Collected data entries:
------------------------------
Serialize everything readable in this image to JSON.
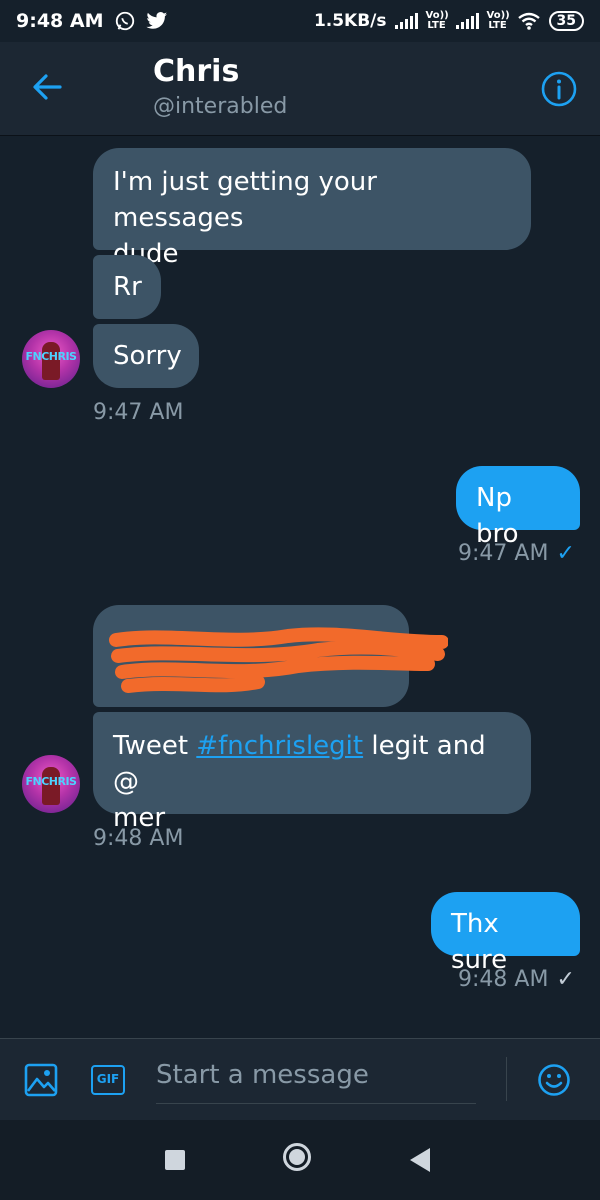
{
  "status_bar": {
    "time": "9:48 AM",
    "speed": "1.5KB/s",
    "lte1": "Vo)) LTE",
    "lte2": "Vo)) LTE",
    "battery": "35"
  },
  "header": {
    "name": "Chris",
    "handle": "@interabled"
  },
  "messages": {
    "in1_line1": "I'm just getting your messages",
    "in1_line2": "dude",
    "in2": "Rr",
    "in3": "Sorry",
    "ts1": "9:47 AM",
    "out1": "Np bro",
    "ts2": "9:47 AM",
    "in5_prefix": "Tweet ",
    "in5_link": "#fnchrislegit",
    "in5_suffix": " legit and @",
    "in5_line2": "mer",
    "ts3": "9:48 AM",
    "out2": "Thx sure",
    "ts4": "9:48 AM",
    "check": "✓"
  },
  "avatar": {
    "text": "FNCHRIS"
  },
  "composer": {
    "placeholder": "Start a message",
    "gif_label": "GIF"
  },
  "colors": {
    "background": "#15202b",
    "accent": "#1da1f2",
    "incoming_bubble": "#3d5466",
    "redaction": "#f26a2b"
  }
}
------------------------------
## WHAT TO PRODUCE:
Print each record exactly as it stands, leaving the images out.

## FULL ANSWER:
Serialize everything readable in this image to JSON.
{
  "status_bar": {
    "time": "9:48 AM",
    "speed": "1.5KB/s",
    "lte1": "Vo)) LTE",
    "lte2": "Vo)) LTE",
    "battery": "35"
  },
  "header": {
    "name": "Chris",
    "handle": "@interabled"
  },
  "messages": {
    "in1_line1": "I'm just getting your messages",
    "in1_line2": "dude",
    "in2": "Rr",
    "in3": "Sorry",
    "ts1": "9:47 AM",
    "out1": "Np bro",
    "ts2": "9:47 AM",
    "in5_prefix": "Tweet ",
    "in5_link": "#fnchrislegit",
    "in5_suffix": " legit and @",
    "in5_line2": "mer",
    "ts3": "9:48 AM",
    "out2": "Thx sure",
    "ts4": "9:48 AM",
    "check": "✓"
  },
  "avatar": {
    "text": "FNCHRIS"
  },
  "composer": {
    "placeholder": "Start a message",
    "gif_label": "GIF"
  },
  "colors": {
    "background": "#15202b",
    "accent": "#1da1f2",
    "incoming_bubble": "#3d5466",
    "redaction": "#f26a2b"
  }
}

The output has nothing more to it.